» Work to complete
1 – Answer these from the article on football at the 1996 Summer Olympics:
(a) How many teams took part in the women's tournament?
(b) What was the score of the men's final, and who won it?
(c) Which country took the bronze medal in the women's tournament?
2 – Extend the article on football at the 1996 Summer Olympics with a few sentences that pick up after its last line.

━━━━━ Source extract ━━━━━

- Football pictogram for the 1996 Summer Olympics

Event details
- Games: 1996 Summer Olympics
- Host country: United States
- Dates: July 20 – August 3, 1996
- Venues: 5 (in 5 host cities)
- Competitors: 388 from 21 nations

Men's tournament
- Teams: 16 (from 6 confederations)
Medalists
| Gold | Nigeria |
| Silver | Argentina |
| Bronze | Brazil |

Women's tournament
- Teams: 8 (from 4 confederations)
Medalists
| Gold | United States |
| Silver | China |
| Bronze | Norway |

Editions
- ← 1992 2000 →

= Football at the 1996 Summer Olympics =

Football was contested as part of the programme for the 1996 Summer Olympics which was hosted in Atlanta, Georgia, United States from July 20 to August 3, 1996. The women's competition was contested for the first time in Olympic history at these Games.

In the men's tournament, Nigeria defeated Argentina 3–2 in the final. In the women's tournament, the United States defeated China 2–1 in the final.

A number of firsts occurred during the 1996 Games. Alongside the first women's tournament, the games marked the first occasion in which the modern under-23 rules, allowing for the inclusion of three overaged players, were implemented in the men's tournament. Nigeria were the first African country to win gold and only the second African country overall to win a medal of any color in football. The United States were the first country from North America to win gold and together with China were the first countries from Asia and North America to win a medal of any color in football.

━━━━━ Data section ━━━━━

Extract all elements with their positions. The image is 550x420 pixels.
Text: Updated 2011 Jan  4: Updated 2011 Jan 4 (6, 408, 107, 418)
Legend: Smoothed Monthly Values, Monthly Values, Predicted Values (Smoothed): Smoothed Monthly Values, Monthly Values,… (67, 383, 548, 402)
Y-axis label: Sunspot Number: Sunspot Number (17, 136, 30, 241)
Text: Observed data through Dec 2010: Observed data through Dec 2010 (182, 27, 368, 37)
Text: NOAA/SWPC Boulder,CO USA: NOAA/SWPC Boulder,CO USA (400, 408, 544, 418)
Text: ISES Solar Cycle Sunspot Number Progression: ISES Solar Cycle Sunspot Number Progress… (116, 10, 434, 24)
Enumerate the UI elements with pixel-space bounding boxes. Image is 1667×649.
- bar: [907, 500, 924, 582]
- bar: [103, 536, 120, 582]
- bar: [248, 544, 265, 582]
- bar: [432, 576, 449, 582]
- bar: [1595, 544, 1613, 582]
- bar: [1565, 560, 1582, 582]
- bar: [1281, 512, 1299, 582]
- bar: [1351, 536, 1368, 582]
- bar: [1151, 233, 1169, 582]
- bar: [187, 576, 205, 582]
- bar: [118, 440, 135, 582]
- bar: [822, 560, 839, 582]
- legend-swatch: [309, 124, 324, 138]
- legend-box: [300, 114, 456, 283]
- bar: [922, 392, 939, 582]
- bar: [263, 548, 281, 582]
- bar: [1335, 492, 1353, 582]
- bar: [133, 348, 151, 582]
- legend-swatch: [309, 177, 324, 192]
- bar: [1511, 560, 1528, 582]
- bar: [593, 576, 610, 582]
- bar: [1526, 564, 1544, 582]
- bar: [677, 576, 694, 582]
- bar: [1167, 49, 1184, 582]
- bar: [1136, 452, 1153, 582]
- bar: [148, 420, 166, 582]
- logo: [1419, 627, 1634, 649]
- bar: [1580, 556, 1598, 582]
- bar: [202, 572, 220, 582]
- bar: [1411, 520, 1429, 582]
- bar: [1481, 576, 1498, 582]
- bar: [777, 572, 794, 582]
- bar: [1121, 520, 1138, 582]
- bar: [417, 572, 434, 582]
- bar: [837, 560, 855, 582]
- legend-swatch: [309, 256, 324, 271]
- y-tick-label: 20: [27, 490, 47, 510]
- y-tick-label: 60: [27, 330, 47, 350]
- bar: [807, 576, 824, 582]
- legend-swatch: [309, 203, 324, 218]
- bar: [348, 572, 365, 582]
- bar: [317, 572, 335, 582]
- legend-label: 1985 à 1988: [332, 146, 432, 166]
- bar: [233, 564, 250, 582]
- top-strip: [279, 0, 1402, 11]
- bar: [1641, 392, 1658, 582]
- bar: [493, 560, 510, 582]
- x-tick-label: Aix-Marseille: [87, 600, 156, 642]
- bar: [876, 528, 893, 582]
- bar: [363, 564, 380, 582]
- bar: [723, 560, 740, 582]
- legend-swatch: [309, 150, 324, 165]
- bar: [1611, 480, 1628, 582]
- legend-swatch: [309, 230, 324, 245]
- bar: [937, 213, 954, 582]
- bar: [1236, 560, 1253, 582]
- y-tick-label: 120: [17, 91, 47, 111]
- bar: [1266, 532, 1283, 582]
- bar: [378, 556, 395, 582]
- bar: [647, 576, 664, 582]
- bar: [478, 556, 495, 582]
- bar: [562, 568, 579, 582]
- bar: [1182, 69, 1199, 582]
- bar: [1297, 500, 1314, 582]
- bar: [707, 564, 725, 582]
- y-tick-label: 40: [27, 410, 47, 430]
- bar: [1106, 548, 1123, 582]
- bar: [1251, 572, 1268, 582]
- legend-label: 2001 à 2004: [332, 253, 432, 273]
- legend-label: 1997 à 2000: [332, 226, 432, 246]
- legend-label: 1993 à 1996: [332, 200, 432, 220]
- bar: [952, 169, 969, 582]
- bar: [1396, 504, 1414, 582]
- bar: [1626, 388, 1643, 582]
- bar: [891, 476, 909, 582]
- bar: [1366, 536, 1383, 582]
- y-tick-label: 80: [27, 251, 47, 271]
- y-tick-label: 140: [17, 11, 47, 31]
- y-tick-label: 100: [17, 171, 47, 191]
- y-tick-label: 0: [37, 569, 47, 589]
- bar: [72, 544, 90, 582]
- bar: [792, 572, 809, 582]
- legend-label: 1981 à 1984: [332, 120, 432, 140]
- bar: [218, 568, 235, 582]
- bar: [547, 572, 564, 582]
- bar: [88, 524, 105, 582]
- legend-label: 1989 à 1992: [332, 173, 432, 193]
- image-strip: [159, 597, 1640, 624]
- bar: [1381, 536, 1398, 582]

━━━━━

» Answers for each item
1 –
(a) 8 teams.
(b) Nigeria won, beating Argentina 3–2.
(c) Norway.

2 –
==Venues==
The matches were spread around five venues in east and southeast United States. The gold medal matches were played at Sanford Stadium in Athens, Georgia.

| Athens |  | Birmingham |  | Miami |  | OrlandoBirminghamMiamiWashington D.C.Athens |
| Sanford Stadium |  | Legion Field |  | Orange Bowl |  |
| Capacity: 86,117 |  | Capacity: 81,700 |  | Capacity: 74,476 |  |
| Orlando |  |  | Washington, D.C. |  |  |
| Citrus Bowl |  |  | Robert F. Kennedy Stadium |  |  |
| Capacity: 65,000 |  |  | Capacity: 56,500 |  |  |

==Overview==
===Men's tournament===

The 1996 Summer Olympics saw the modification of the under-23 rules for the men's football tournament. Teams were made up of players under the age of 23 with a maximum of three overage players allowed.

In the gold medal match, Nigeria defeated Argentina 3–2. In doing so, they became the first African country to win a gold medal in football, four years after Ghana became the first African team to win a medal of any colour. Brazil won bronze after a 5–0 win over Portugal.

===Women's tournament===

In the inaugural women's tournament, the United States won the gold medal after defeating China in the final. Despite football having been part of the Olympics since 1908, only teams from Europe and South America had won medals. As a result, the United States and China were the first countries from North America and Asia respectively to win medals in football. Norway won bronze after defeating Brazil 2–0.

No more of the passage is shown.